(Collected data entries)

>>>>>

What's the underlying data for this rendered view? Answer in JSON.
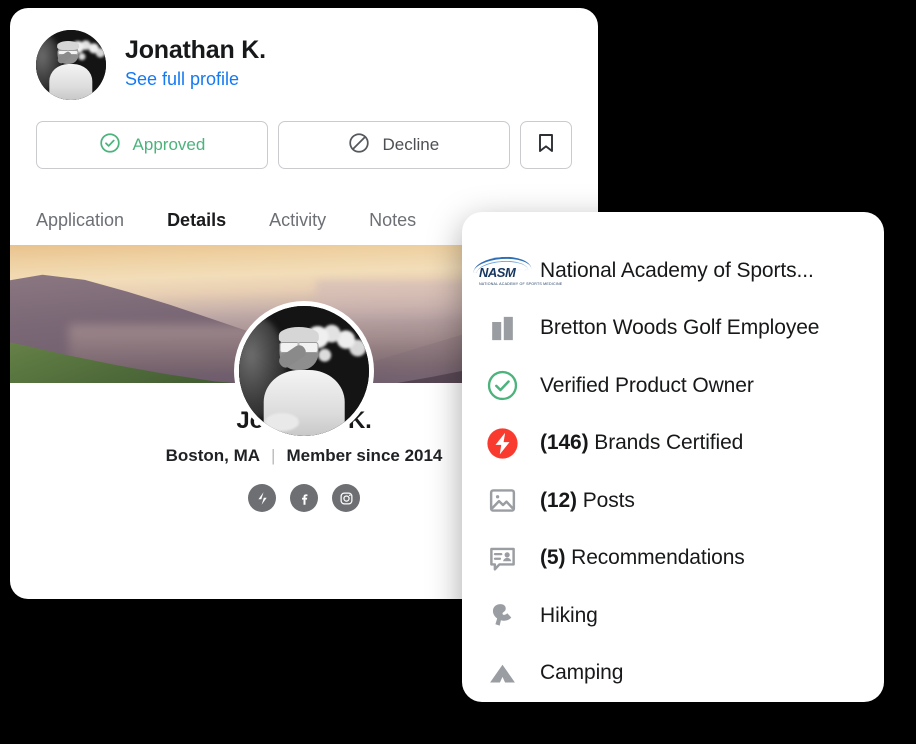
{
  "profile_card": {
    "header": {
      "name": "Jonathan K.",
      "link_label": "See full profile",
      "avatar_alt": "jonathan-k-avatar"
    },
    "actions": {
      "approved_label": "Approved",
      "approved_color": "#4CB37C",
      "decline_label": "Decline",
      "decline_color": "#4c4f53",
      "bookmark_icon": "bookmark-icon"
    },
    "tabs": [
      {
        "label": "Application",
        "active": false
      },
      {
        "label": "Details",
        "active": true
      },
      {
        "label": "Activity",
        "active": false
      },
      {
        "label": "Notes",
        "active": false
      }
    ],
    "active_tab_underline_color": "#FB3B30",
    "hero": {
      "alt": "mountain-valley-sunset-banner"
    },
    "identity": {
      "name": "Jonathan K.",
      "location": "Boston, MA",
      "divider": "|",
      "membership": "Member since 2014"
    },
    "socials": [
      {
        "icon": "strava-bolt-icon",
        "name": "strava"
      },
      {
        "icon": "facebook-icon",
        "name": "facebook"
      },
      {
        "icon": "instagram-icon",
        "name": "instagram"
      }
    ]
  },
  "details_panel": {
    "rows": [
      {
        "icon": "nasm-logo-icon",
        "count": "",
        "label": "National Academy of Sports...",
        "icon_color": "#16365e"
      },
      {
        "icon": "building-icon",
        "count": "",
        "label": "Bretton Woods Golf Employee",
        "icon_color": "#9a9da1"
      },
      {
        "icon": "verified-check-icon",
        "count": "",
        "label": "Verified Product Owner",
        "icon_color": "#4CB37C"
      },
      {
        "icon": "red-bolt-badge-icon",
        "count": "(146)",
        "label": "Brands Certified",
        "icon_color": "#F93A2F"
      },
      {
        "icon": "image-icon",
        "count": "(12)",
        "label": "Posts",
        "icon_color": "#9a9da1"
      },
      {
        "icon": "recommendation-bubble-icon",
        "count": "(5)",
        "label": "Recommendations",
        "icon_color": "#9a9da1"
      },
      {
        "icon": "hiking-icon",
        "count": "",
        "label": "Hiking",
        "icon_color": "#9a9da1"
      },
      {
        "icon": "camping-tent-icon",
        "count": "",
        "label": "Camping",
        "icon_color": "#9a9da1"
      }
    ]
  },
  "nasm_logo": {
    "wordmark": "NASM",
    "tagline": "NATIONAL ACADEMY OF SPORTS MEDICINE"
  }
}
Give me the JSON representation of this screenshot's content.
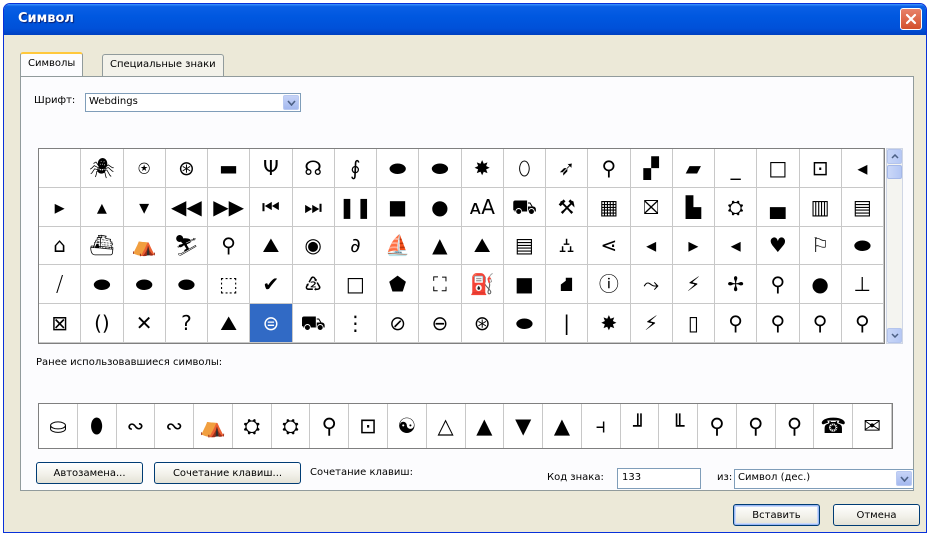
{
  "window": {
    "title": "Символ"
  },
  "tabs": [
    {
      "label": "Символы",
      "active": true
    },
    {
      "label": "Специальные знаки",
      "active": false
    }
  ],
  "font": {
    "label": "Шрифт:",
    "value": "Webdings"
  },
  "symbol_grid": {
    "selected_index": 85,
    "cells": [
      " ",
      "🕷",
      "⍟",
      "⊛",
      "▬",
      "Ψ",
      "☊",
      "∮",
      "⬬",
      "⬬",
      "✸",
      "⬯",
      "➶",
      "⚲",
      "▞",
      "▰",
      "_",
      "□",
      "⊡",
      "◂",
      "▸",
      "▴",
      "▾",
      "◀◀",
      "▶▶",
      "⏮",
      "⏭",
      "❚❚",
      "■",
      "●",
      "ᴀA",
      "⛟",
      "⚒",
      "▦",
      "⛝",
      "▙",
      "⛭",
      "▄",
      "▥",
      "▤",
      "⌂",
      "⛴",
      "⛺",
      "⛷",
      "⚲",
      "⛰",
      "◉",
      "∂",
      "⛵",
      "▲",
      "⛰",
      "▤",
      "⛼",
      "⋖",
      "◂",
      "▸",
      "◂",
      "♥",
      "⚐",
      "⬬",
      "⧸",
      "⬬",
      "⬬",
      "⬬",
      "⬚",
      "✔",
      "♴",
      "□",
      "⬟",
      "⛶",
      "⛽",
      "■",
      "⛘",
      "ⓘ",
      "⤳",
      "⚡",
      "✢",
      "⚲",
      "●",
      "⊥",
      "⊠",
      "()",
      "✕",
      "?",
      "⛰",
      "⊜",
      "⛟",
      "⋮",
      "⊘",
      "⊖",
      "⊛",
      "⬬",
      "|",
      "✸",
      "⚡",
      "▯",
      "⚲",
      "⚲",
      "⚲",
      "⚲",
      "⊘",
      "⚲",
      "⍑",
      "☡",
      "⛹",
      "⌷",
      "⛰",
      "⛷",
      "⛷",
      "▭",
      "⛟",
      "☰",
      "⛁",
      "⌂",
      "⊏",
      "⊟",
      "⫶",
      "⚲",
      "◡",
      "⛷"
    ]
  },
  "recent": {
    "label": "Ранее использовавшиеся символы:",
    "symbols": [
      "⛀",
      "⬮",
      "∾",
      "∾",
      "⛺",
      "⛭",
      "⛭",
      "⚲",
      "⊡",
      "☯",
      "△",
      "▲",
      "▼",
      "▲",
      "⫞",
      "╜",
      "╙",
      "⚲",
      "⚲",
      "⚲",
      "☎",
      "✉",
      "✓"
    ]
  },
  "code": {
    "label": "Код знака:",
    "value": "133",
    "from_label": "из:",
    "from_value": "Символ (дес.)"
  },
  "buttons": {
    "autocorrect": "Автозамена...",
    "shortcut_key": "Сочетание клавиш...",
    "shortcut_label": "Сочетание клавиш:",
    "insert": "Вставить",
    "cancel": "Отмена"
  }
}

<<<<<

→ GOAL
Give back all entries exactly. No pictures belong in the copy.

→ RESPONSE TO THIS EXERCISE
What's the underlying data for this rendered view? Answer in JSON.
{
  "profile_card": {
    "header": {
      "name": "Jonathan K.",
      "link_label": "See full profile",
      "avatar_alt": "jonathan-k-avatar"
    },
    "actions": {
      "approved_label": "Approved",
      "approved_color": "#4CB37C",
      "decline_label": "Decline",
      "decline_color": "#4c4f53",
      "bookmark_icon": "bookmark-icon"
    },
    "tabs": [
      {
        "label": "Application",
        "active": false
      },
      {
        "label": "Details",
        "active": true
      },
      {
        "label": "Activity",
        "active": false
      },
      {
        "label": "Notes",
        "active": false
      }
    ],
    "active_tab_underline_color": "#FB3B30",
    "hero": {
      "alt": "mountain-valley-sunset-banner"
    },
    "identity": {
      "name": "Jonathan K.",
      "location": "Boston, MA",
      "divider": "|",
      "membership": "Member since 2014"
    },
    "socials": [
      {
        "icon": "strava-bolt-icon",
        "name": "strava"
      },
      {
        "icon": "facebook-icon",
        "name": "facebook"
      },
      {
        "icon": "instagram-icon",
        "name": "instagram"
      }
    ]
  },
  "details_panel": {
    "rows": [
      {
        "icon": "nasm-logo-icon",
        "count": "",
        "label": "National Academy of Sports...",
        "icon_color": "#16365e"
      },
      {
        "icon": "building-icon",
        "count": "",
        "label": "Bretton Woods Golf Employee",
        "icon_color": "#9a9da1"
      },
      {
        "icon": "verified-check-icon",
        "count": "",
        "label": "Verified Product Owner",
        "icon_color": "#4CB37C"
      },
      {
        "icon": "red-bolt-badge-icon",
        "count": "(146)",
        "label": "Brands Certified",
        "icon_color": "#F93A2F"
      },
      {
        "icon": "image-icon",
        "count": "(12)",
        "label": "Posts",
        "icon_color": "#9a9da1"
      },
      {
        "icon": "recommendation-bubble-icon",
        "count": "(5)",
        "label": "Recommendations",
        "icon_color": "#9a9da1"
      },
      {
        "icon": "hiking-icon",
        "count": "",
        "label": "Hiking",
        "icon_color": "#9a9da1"
      },
      {
        "icon": "camping-tent-icon",
        "count": "",
        "label": "Camping",
        "icon_color": "#9a9da1"
      }
    ]
  },
  "nasm_logo": {
    "wordmark": "NASM",
    "tagline": "NATIONAL ACADEMY OF SPORTS MEDICINE"
  }
}
Give me the JSON representation of this screenshot's content.
{
  "window": {
    "title": "Символ"
  },
  "tabs": [
    {
      "label": "Символы",
      "active": true
    },
    {
      "label": "Специальные знаки",
      "active": false
    }
  ],
  "font": {
    "label": "Шрифт:",
    "value": "Webdings"
  },
  "symbol_grid": {
    "selected_index": 85,
    "cells": [
      " ",
      "🕷",
      "⍟",
      "⊛",
      "▬",
      "Ψ",
      "☊",
      "∮",
      "⬬",
      "⬬",
      "✸",
      "⬯",
      "➶",
      "⚲",
      "▞",
      "▰",
      "_",
      "□",
      "⊡",
      "◂",
      "▸",
      "▴",
      "▾",
      "◀◀",
      "▶▶",
      "⏮",
      "⏭",
      "❚❚",
      "■",
      "●",
      "ᴀA",
      "⛟",
      "⚒",
      "▦",
      "⛝",
      "▙",
      "⛭",
      "▄",
      "▥",
      "▤",
      "⌂",
      "⛴",
      "⛺",
      "⛷",
      "⚲",
      "⛰",
      "◉",
      "∂",
      "⛵",
      "▲",
      "⛰",
      "▤",
      "⛼",
      "⋖",
      "◂",
      "▸",
      "◂",
      "♥",
      "⚐",
      "⬬",
      "⧸",
      "⬬",
      "⬬",
      "⬬",
      "⬚",
      "✔",
      "♴",
      "□",
      "⬟",
      "⛶",
      "⛽",
      "■",
      "⛘",
      "ⓘ",
      "⤳",
      "⚡",
      "✢",
      "⚲",
      "●",
      "⊥",
      "⊠",
      "()",
      "✕",
      "?",
      "⛰",
      "⊜",
      "⛟",
      "⋮",
      "⊘",
      "⊖",
      "⊛",
      "⬬",
      "|",
      "✸",
      "⚡",
      "▯",
      "⚲",
      "⚲",
      "⚲",
      "⚲",
      "⊘",
      "⚲",
      "⍑",
      "☡",
      "⛹",
      "⌷",
      "⛰",
      "⛷",
      "⛷",
      "▭",
      "⛟",
      "☰",
      "⛁",
      "⌂",
      "⊏",
      "⊟",
      "⫶",
      "⚲",
      "◡",
      "⛷"
    ]
  },
  "recent": {
    "label": "Ранее использовавшиеся символы:",
    "symbols": [
      "⛀",
      "⬮",
      "∾",
      "∾",
      "⛺",
      "⛭",
      "⛭",
      "⚲",
      "⊡",
      "☯",
      "△",
      "▲",
      "▼",
      "▲",
      "⫞",
      "╜",
      "╙",
      "⚲",
      "⚲",
      "⚲",
      "☎",
      "✉",
      "✓"
    ]
  },
  "code": {
    "label": "Код знака:",
    "value": "133",
    "from_label": "из:",
    "from_value": "Символ (дес.)"
  },
  "buttons": {
    "autocorrect": "Автозамена...",
    "shortcut_key": "Сочетание клавиш...",
    "shortcut_label": "Сочетание клавиш:",
    "insert": "Вставить",
    "cancel": "Отмена"
  }
}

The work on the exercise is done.